→ Problem to work on
Rewrite the entries below, swapping "delete-icon" for "remove-icon" wherever it occurs and keeping everything else unchanged.

━━ Listing

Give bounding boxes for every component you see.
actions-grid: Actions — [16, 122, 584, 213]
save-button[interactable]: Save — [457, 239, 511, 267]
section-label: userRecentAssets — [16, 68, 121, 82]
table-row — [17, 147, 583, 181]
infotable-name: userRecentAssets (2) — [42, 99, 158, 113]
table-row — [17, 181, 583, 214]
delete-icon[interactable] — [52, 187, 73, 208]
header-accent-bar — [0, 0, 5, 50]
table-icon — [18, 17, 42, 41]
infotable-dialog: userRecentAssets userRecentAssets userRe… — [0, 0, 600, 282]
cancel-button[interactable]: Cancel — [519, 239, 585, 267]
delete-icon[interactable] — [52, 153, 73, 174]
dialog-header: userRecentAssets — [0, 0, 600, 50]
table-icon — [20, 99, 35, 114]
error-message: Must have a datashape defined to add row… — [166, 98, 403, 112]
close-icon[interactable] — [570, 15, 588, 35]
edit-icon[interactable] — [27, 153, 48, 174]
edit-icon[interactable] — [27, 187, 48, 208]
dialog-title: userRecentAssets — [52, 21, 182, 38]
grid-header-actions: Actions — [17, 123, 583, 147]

━━━━

→ Exercise answer
Give bounding boxes for every component you see.
actions-grid: Actions — [16, 122, 584, 213]
save-button[interactable]: Save — [457, 239, 511, 267]
section-label: userRecentAssets — [16, 68, 121, 82]
table-row — [17, 147, 583, 181]
infotable-name: userRecentAssets (2) — [42, 99, 158, 113]
table-row — [17, 181, 583, 214]
remove-icon[interactable] — [52, 187, 73, 208]
header-accent-bar — [0, 0, 5, 50]
table-icon — [18, 17, 42, 41]
infotable-dialog: userRecentAssets userRecentAssets userRe… — [0, 0, 600, 282]
cancel-button[interactable]: Cancel — [519, 239, 585, 267]
remove-icon[interactable] — [52, 153, 73, 174]
dialog-header: userRecentAssets — [0, 0, 600, 50]
table-icon — [20, 99, 35, 114]
error-message: Must have a datashape defined to add row… — [166, 98, 403, 112]
close-icon[interactable] — [570, 15, 588, 35]
edit-icon[interactable] — [27, 153, 48, 174]
edit-icon[interactable] — [27, 187, 48, 208]
dialog-title: userRecentAssets — [52, 21, 182, 38]
grid-header-actions: Actions — [17, 123, 583, 147]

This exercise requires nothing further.